Turquie, Iran et israël après le putsch raté

Erdogan, en raison de sa politique débridée tout azimut et du coup d’État manqué, est contraint de réorienter sa politique internationale. Il compte sur l’Iran qui lui restera fidèle malgré la rivalité historique entre la Perse et l’Empire ottoman. L’Iran et la Turquie ont souvent eu des destins parallèles. Leurs programmes de modernisation se ressemblaient au lendemain de la guerre.

La République de Turquie a été fondée par Atatürk en 1923 sur la base d’une politique de modernisation autoritaire. Reza Shah de la dynastie Pahlavi en fit de même en 1925. Ces deux pays ont eu une période de collaboration intense des années 1950 jusqu’à la Révolution islamique de 1979.

À l’avènement de la République islamique, les relations entrèrent dans une période de turbulences qui n’empêchèrent pas le développement des échanges commerciaux. L’arrivée au pouvoir des islamistes de l’AKP en 2002 détendra les relations bilatérales avec une multiplication des visites officielles et une collaboration accrue dans le domaine énergétique. Les deux pays iront jusqu’à tenter en 2010 de trouver une issue à la crise du nucléaire iranien. Mais la guerre civile syrienne détériora les rapports politiques entre les deux pays car Téhéran tenait à rester fidèle à son alliance avec Damas alors qu’Ankara soutenait l’opposition syrienne pour se rapprocher de l’Arabie saoudite et du Qatar.
☆ ☆ ☆ ☆
Extrayez du texte sur la Turquie et l'Iran le passage qui s'ouvre sur les mots contenant « À l’avènement de » et se clôt sur « et du Qatar. », en le recopiant à l'identique. Les lignes ci-dessous forment un matériau à part, sans lien avec ce texte.

Lignes d'annotation de régions
☆ ☆ ☆ ☆
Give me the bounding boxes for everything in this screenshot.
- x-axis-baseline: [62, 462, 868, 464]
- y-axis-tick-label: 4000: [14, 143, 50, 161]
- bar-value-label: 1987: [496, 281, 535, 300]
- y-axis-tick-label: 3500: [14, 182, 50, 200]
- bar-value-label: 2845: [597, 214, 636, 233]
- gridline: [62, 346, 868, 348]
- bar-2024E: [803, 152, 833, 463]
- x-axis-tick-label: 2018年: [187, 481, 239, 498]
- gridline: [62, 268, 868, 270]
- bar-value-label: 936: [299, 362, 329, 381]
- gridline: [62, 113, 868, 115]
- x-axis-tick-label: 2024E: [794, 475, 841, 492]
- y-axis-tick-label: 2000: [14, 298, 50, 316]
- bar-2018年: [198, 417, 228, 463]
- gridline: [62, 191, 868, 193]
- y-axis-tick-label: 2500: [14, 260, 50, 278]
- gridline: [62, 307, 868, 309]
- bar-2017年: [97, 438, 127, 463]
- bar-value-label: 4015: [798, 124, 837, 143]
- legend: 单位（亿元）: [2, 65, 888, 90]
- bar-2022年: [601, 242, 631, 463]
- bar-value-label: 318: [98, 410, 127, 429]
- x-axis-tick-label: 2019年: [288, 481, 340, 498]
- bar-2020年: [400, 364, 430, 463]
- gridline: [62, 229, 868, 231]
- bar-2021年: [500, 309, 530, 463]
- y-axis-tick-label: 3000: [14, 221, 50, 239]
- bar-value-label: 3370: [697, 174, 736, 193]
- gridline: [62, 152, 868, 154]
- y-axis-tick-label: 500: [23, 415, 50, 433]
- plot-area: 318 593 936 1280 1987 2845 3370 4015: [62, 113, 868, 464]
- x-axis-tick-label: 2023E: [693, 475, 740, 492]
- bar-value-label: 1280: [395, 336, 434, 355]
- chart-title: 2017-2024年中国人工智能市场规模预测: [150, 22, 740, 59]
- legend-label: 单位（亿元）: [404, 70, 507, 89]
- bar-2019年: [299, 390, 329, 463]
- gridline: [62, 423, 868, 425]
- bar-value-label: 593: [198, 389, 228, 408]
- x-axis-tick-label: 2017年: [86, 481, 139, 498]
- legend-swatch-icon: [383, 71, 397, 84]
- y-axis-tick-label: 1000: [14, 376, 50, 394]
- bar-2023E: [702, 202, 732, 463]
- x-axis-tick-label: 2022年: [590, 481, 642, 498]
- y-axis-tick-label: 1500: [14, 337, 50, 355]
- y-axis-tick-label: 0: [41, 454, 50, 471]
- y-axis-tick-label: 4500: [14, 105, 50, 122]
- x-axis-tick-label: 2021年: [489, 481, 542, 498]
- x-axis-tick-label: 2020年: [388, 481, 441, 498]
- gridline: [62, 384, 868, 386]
☆ ☆ ☆ ☆
• **RÉSULTAT ATTENDU**
À l’avènement de la République islamique, les relations entrèrent dans une période de turbulences qui n’empêchèrent pas le développement des échanges commerciaux. L’arrivée au pouvoir des islamistes de l’AKP en 2002 détendra les relations bilatérales avec une multiplication des visites officielles et une collaboration accrue dans le domaine énergétique. Les deux pays iront jusqu’à tenter en 2010 de trouver une issue à la crise du nucléaire iranien. Mais la guerre civile syrienne détériora les rapports politiques entre les deux pays car Téhéran tenait à rester fidèle à son alliance avec Damas alors qu’Ankara soutenait l’opposition syrienne pour se rapprocher de l’Arabie saoudite et du Qatar.